_EXERCISE AIM:_ Using the records that follow, copy every line containing the word "goto".

_MATERIAL FOR THIS TASK:_
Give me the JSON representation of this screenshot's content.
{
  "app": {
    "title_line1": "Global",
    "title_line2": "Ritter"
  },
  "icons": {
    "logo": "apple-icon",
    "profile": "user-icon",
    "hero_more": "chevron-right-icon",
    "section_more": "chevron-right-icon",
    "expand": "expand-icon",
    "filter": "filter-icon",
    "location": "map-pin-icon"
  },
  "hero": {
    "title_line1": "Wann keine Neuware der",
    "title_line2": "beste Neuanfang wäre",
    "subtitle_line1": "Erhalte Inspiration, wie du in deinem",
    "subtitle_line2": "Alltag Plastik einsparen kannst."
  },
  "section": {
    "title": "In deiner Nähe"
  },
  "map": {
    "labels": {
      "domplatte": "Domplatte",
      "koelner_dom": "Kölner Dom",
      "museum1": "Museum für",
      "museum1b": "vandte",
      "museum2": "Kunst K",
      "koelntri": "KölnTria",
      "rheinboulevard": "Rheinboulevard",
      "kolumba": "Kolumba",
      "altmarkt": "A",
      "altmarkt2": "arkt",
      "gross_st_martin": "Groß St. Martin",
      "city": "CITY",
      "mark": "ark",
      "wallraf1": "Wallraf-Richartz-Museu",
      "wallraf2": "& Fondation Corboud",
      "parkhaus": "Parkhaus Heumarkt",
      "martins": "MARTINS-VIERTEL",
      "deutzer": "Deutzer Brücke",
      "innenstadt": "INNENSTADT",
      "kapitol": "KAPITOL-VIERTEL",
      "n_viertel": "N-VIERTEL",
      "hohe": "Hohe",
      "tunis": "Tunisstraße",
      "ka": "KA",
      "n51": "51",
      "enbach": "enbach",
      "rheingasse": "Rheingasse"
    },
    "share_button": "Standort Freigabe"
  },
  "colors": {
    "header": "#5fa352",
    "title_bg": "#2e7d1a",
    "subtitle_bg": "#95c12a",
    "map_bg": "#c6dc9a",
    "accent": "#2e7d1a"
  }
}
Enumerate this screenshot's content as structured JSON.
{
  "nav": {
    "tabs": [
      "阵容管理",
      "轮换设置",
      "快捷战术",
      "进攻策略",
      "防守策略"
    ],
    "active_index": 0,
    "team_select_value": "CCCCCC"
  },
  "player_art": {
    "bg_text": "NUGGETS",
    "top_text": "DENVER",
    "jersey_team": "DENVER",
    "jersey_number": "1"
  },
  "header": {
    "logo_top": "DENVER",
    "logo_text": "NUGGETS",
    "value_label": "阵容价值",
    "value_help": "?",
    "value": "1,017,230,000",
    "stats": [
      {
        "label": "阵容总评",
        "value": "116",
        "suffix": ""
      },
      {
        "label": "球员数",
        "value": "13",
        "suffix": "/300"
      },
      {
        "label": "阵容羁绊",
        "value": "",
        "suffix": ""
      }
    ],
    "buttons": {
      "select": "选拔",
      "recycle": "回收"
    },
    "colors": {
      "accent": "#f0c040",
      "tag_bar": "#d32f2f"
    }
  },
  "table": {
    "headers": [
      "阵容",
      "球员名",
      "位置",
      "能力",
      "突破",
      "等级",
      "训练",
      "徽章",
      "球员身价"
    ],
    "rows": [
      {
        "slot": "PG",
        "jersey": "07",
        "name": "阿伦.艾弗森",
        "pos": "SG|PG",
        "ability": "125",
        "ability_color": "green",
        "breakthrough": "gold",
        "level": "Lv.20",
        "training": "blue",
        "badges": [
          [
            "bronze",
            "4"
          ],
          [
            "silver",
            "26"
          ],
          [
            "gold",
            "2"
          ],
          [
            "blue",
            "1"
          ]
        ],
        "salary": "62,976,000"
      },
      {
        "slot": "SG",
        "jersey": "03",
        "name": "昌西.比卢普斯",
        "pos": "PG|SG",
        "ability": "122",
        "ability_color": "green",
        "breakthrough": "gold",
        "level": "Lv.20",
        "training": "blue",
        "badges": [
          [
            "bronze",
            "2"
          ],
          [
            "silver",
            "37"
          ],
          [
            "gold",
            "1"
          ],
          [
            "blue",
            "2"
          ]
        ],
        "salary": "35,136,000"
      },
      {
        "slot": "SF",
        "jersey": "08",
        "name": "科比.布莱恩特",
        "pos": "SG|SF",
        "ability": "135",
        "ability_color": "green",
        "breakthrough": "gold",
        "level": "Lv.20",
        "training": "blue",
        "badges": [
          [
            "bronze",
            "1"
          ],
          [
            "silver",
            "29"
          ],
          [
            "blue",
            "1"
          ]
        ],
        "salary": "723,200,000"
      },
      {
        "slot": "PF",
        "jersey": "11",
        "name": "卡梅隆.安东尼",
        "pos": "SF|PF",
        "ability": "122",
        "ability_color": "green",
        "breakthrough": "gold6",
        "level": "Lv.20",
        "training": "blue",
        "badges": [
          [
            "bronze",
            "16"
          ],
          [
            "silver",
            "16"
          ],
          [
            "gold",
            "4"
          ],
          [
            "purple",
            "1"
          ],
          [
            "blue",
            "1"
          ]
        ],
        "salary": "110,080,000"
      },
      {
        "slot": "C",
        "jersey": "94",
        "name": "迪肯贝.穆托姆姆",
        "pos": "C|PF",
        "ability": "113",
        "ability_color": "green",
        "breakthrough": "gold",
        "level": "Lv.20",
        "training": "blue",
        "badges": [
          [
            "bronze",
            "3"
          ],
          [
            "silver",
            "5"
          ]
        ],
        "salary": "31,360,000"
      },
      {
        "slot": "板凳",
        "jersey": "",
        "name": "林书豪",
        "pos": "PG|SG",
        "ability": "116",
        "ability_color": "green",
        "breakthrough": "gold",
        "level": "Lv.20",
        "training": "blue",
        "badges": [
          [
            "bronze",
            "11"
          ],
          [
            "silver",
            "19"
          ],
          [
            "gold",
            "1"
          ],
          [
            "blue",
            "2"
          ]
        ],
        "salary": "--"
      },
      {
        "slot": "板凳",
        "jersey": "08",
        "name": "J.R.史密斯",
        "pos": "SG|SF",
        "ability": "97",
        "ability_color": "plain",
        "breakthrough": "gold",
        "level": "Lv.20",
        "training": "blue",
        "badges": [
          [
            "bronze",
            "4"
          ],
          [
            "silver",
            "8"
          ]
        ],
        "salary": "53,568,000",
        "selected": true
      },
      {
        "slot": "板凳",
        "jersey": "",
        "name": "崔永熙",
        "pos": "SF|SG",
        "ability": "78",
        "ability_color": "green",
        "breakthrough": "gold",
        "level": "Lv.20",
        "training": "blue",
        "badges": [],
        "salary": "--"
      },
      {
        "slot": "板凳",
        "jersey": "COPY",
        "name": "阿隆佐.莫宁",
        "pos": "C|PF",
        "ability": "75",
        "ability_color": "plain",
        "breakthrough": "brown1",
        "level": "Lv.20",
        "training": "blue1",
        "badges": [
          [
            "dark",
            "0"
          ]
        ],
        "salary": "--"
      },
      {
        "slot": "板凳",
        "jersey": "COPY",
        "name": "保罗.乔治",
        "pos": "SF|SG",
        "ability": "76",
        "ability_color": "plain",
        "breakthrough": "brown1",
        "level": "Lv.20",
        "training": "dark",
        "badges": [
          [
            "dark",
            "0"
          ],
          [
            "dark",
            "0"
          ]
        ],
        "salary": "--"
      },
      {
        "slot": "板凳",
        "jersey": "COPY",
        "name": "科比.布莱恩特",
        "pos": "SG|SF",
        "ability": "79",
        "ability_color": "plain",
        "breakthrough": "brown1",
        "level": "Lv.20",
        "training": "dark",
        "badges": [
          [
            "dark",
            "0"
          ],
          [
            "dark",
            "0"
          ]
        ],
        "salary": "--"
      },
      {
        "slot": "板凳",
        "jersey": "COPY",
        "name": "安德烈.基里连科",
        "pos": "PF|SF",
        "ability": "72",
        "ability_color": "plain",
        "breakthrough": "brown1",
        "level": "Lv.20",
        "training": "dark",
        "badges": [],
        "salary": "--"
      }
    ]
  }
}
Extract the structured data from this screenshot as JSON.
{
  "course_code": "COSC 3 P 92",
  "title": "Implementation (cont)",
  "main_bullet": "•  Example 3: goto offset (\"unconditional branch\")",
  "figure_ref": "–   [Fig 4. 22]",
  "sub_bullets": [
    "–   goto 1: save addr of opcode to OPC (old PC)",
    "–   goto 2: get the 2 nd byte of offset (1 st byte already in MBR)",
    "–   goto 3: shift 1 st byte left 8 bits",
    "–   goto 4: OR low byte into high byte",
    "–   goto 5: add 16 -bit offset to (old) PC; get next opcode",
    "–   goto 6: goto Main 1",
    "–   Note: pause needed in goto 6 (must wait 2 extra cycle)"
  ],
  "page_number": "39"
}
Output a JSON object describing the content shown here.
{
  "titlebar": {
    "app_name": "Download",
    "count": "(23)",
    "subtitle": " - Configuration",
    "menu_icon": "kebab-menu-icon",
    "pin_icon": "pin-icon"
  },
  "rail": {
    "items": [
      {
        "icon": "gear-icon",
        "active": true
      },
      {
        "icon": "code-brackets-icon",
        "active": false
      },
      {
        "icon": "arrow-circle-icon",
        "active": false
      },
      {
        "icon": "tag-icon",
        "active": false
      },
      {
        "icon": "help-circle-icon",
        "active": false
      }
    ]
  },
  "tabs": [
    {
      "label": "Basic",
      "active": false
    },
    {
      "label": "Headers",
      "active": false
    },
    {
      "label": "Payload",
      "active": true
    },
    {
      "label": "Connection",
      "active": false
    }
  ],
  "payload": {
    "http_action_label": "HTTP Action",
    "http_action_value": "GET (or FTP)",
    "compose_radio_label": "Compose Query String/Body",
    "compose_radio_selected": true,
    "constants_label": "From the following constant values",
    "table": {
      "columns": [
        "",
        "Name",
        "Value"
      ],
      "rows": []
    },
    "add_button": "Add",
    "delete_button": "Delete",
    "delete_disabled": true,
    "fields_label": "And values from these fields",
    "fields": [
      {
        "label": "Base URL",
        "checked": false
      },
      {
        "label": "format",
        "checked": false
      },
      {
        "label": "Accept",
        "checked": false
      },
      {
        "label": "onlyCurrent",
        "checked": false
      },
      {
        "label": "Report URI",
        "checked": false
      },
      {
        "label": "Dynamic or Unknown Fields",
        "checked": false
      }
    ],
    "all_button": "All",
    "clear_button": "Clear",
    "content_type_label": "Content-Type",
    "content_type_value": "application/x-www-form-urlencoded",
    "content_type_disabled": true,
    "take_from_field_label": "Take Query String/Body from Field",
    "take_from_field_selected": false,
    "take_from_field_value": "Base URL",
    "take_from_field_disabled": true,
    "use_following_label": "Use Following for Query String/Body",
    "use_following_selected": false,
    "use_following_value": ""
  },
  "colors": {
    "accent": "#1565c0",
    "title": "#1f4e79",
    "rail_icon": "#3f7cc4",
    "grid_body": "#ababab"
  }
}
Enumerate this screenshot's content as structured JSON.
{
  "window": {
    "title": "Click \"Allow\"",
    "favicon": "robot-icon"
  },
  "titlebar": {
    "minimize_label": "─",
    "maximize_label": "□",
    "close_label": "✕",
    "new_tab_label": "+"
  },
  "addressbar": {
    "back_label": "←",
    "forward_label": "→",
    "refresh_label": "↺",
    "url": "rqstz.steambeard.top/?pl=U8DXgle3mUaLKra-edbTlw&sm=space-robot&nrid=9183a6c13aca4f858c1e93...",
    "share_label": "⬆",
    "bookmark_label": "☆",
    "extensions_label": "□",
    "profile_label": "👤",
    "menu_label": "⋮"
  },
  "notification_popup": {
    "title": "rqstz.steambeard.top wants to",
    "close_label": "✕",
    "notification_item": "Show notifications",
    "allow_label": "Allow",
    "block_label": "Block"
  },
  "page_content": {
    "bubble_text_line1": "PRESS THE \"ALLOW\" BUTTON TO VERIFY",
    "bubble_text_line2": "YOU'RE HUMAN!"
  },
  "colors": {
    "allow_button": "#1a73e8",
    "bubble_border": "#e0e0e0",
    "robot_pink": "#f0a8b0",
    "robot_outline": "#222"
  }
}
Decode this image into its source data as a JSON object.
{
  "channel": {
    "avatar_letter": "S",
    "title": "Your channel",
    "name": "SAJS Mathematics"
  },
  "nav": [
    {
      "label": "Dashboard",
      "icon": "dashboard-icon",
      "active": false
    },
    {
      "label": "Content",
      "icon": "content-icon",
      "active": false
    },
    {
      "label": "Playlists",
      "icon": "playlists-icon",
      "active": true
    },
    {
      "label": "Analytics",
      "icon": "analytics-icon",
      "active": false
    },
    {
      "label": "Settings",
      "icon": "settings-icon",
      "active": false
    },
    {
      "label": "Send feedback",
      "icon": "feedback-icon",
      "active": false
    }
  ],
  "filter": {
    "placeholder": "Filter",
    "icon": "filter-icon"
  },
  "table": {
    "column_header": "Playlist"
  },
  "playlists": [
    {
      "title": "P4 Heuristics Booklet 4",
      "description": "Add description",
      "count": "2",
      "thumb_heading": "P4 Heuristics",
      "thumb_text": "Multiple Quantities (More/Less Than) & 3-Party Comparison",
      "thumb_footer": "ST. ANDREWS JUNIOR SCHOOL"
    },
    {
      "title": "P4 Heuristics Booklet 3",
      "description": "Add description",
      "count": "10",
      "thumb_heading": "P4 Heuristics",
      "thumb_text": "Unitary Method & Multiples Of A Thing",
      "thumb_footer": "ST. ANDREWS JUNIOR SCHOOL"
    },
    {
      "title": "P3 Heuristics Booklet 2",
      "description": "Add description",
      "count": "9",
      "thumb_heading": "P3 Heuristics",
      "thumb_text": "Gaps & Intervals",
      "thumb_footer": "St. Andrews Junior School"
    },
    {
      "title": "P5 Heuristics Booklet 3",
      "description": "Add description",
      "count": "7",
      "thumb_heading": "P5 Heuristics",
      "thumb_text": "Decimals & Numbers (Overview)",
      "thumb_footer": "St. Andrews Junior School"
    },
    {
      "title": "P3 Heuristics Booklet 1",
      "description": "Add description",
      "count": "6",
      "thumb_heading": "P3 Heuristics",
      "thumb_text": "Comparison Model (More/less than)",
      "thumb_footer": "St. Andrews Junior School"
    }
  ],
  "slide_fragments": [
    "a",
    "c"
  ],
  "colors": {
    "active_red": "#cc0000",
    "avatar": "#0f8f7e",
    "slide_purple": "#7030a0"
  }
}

_EXERCISE SOLUTION:_
  "main_bullet": "•  Example 3: goto offset (\"unconditional branch\")",
    "–   goto 1: save addr of opcode to OPC (old PC)",
    "–   goto 2: get the 2 nd byte of offset (1 st byte already in MBR)",
    "–   goto 3: shift 1 st byte left 8 bits",
    "–   goto 4: OR low byte into high byte",
    "–   goto 5: add 16 -bit offset to (old) PC; get next opcode",
    "–   goto 6: goto Main 1",
    "–   Note: pause needed in goto 6 (must wait 2 extra cycle)"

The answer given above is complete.